### [Material]
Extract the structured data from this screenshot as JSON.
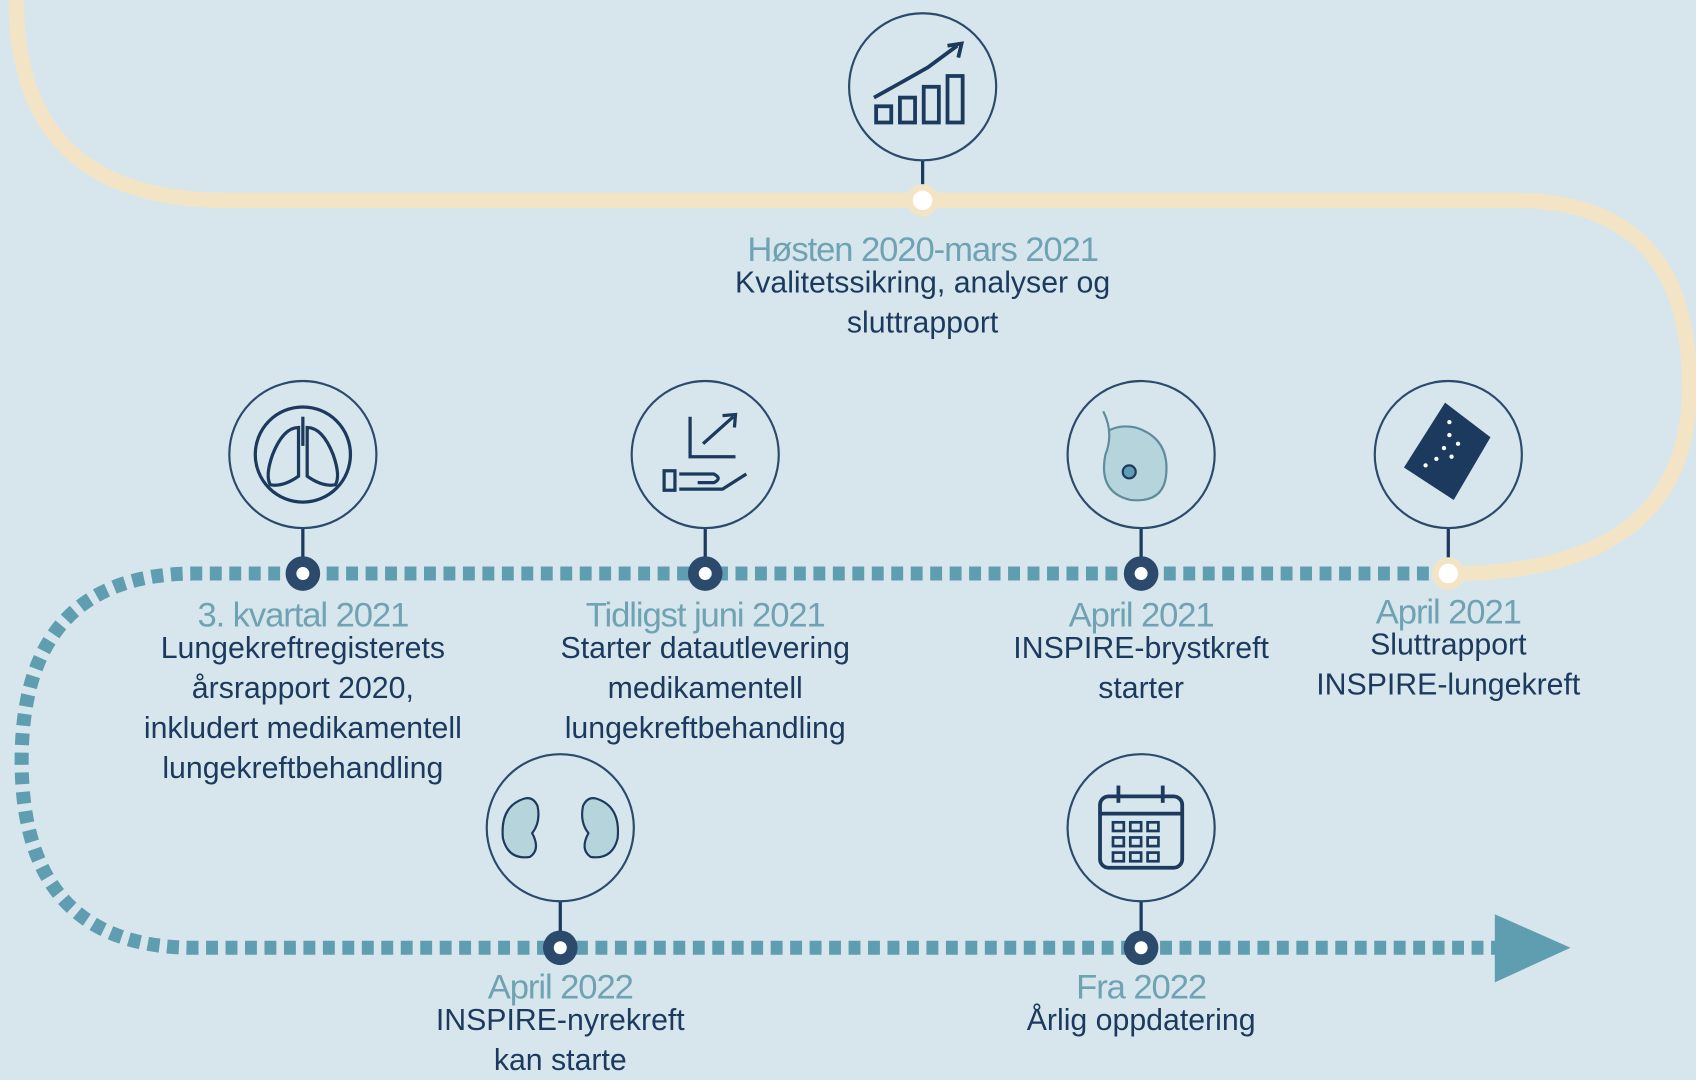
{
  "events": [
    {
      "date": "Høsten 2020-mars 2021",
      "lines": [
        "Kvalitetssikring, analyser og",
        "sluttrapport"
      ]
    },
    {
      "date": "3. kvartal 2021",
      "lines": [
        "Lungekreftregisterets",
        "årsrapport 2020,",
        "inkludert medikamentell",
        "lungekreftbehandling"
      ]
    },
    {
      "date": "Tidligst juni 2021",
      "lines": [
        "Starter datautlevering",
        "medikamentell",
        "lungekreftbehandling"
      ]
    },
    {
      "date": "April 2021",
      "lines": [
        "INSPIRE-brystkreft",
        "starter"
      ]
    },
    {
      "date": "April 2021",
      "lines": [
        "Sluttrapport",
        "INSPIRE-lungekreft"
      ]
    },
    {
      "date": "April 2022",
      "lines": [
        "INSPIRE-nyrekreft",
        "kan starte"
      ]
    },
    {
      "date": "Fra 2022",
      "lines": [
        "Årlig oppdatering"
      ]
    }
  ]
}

### [Problem to work on]
Quote the records above in full, dropping each picture.

### [Completed exercise]
Extract the structured data from this screenshot as JSON.
{
  "events": [
    {
      "date": "Høsten 2020-mars 2021",
      "lines": [
        "Kvalitetssikring, analyser og",
        "sluttrapport"
      ]
    },
    {
      "date": "3. kvartal 2021",
      "lines": [
        "Lungekreftregisterets",
        "årsrapport 2020,",
        "inkludert medikamentell",
        "lungekreftbehandling"
      ]
    },
    {
      "date": "Tidligst juni 2021",
      "lines": [
        "Starter datautlevering",
        "medikamentell",
        "lungekreftbehandling"
      ]
    },
    {
      "date": "April 2021",
      "lines": [
        "INSPIRE-brystkreft",
        "starter"
      ]
    },
    {
      "date": "April 2021",
      "lines": [
        "Sluttrapport",
        "INSPIRE-lungekreft"
      ]
    },
    {
      "date": "April 2022",
      "lines": [
        "INSPIRE-nyrekreft",
        "kan starte"
      ]
    },
    {
      "date": "Fra 2022",
      "lines": [
        "Årlig oppdatering"
      ]
    }
  ]
}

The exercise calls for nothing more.